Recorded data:
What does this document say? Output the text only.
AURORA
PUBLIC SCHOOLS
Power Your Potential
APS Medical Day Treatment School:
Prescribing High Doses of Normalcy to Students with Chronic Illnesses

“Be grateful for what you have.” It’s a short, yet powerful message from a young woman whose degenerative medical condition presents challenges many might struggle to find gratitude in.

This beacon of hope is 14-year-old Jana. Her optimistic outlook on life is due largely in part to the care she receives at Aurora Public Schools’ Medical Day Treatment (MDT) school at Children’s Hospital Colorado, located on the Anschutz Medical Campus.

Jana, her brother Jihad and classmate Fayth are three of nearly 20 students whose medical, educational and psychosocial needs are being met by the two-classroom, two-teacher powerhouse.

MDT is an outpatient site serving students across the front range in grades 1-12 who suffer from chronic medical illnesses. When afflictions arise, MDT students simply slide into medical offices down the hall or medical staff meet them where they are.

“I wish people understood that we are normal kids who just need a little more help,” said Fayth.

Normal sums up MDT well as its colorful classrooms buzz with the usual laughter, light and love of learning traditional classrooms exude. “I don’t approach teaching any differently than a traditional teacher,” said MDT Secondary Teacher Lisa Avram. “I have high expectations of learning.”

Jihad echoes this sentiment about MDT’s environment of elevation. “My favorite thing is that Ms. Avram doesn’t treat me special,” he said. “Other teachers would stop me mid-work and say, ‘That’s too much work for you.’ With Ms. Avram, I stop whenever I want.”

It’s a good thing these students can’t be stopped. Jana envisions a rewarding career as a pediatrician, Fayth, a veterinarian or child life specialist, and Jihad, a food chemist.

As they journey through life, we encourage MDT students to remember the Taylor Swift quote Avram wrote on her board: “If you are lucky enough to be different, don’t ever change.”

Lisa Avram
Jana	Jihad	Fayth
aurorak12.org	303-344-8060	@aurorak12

- REQUIRED TASK -
Show the lines of the material that contain the word "thing".

- SOLUTION -
Jihad echoes this sentiment about MDT’s environment of elevation. “My favorite thing is that Ms. Avram doesn’t treat me special,” he said. “Other teachers would stop me mid-work and say, ‘That’s too much work for you.’ With Ms. Avram, I stop whenever I want.”
It’s a good thing these students can’t be stopped. Jana envisions a rewarding career as a pediatrician, Fayth, a veterinarian or child life specialist, and Jihad, a food chemist.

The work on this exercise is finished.